== THE TASK ==
Take every line from the listing below that contains "网络设备能自动选择备用通道".

== EXERCISE INPUT ==

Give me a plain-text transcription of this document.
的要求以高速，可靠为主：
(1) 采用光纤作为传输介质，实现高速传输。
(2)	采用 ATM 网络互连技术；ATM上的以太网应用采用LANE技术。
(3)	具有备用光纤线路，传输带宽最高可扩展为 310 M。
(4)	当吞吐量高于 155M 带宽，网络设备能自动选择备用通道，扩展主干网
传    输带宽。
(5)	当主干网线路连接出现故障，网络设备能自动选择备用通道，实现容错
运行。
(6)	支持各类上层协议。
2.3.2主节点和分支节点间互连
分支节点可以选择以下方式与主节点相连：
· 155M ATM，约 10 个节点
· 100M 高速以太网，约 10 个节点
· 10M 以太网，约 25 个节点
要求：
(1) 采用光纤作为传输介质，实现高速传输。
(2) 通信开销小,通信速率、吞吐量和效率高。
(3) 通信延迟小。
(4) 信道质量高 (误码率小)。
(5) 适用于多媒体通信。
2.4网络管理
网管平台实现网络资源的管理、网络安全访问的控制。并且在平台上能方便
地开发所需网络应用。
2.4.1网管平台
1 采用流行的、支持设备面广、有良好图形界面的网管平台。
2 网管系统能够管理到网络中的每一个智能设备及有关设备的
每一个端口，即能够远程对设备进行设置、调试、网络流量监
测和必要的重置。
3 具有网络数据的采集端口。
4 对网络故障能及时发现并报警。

== WRITTEN SOLUTION ==
(4)	当吞吐量高于 155M 带宽，网络设备能自动选择备用通道，扩展主干网
(5)	当主干网线路连接出现故障，网络设备能自动选择备用通道，实现容错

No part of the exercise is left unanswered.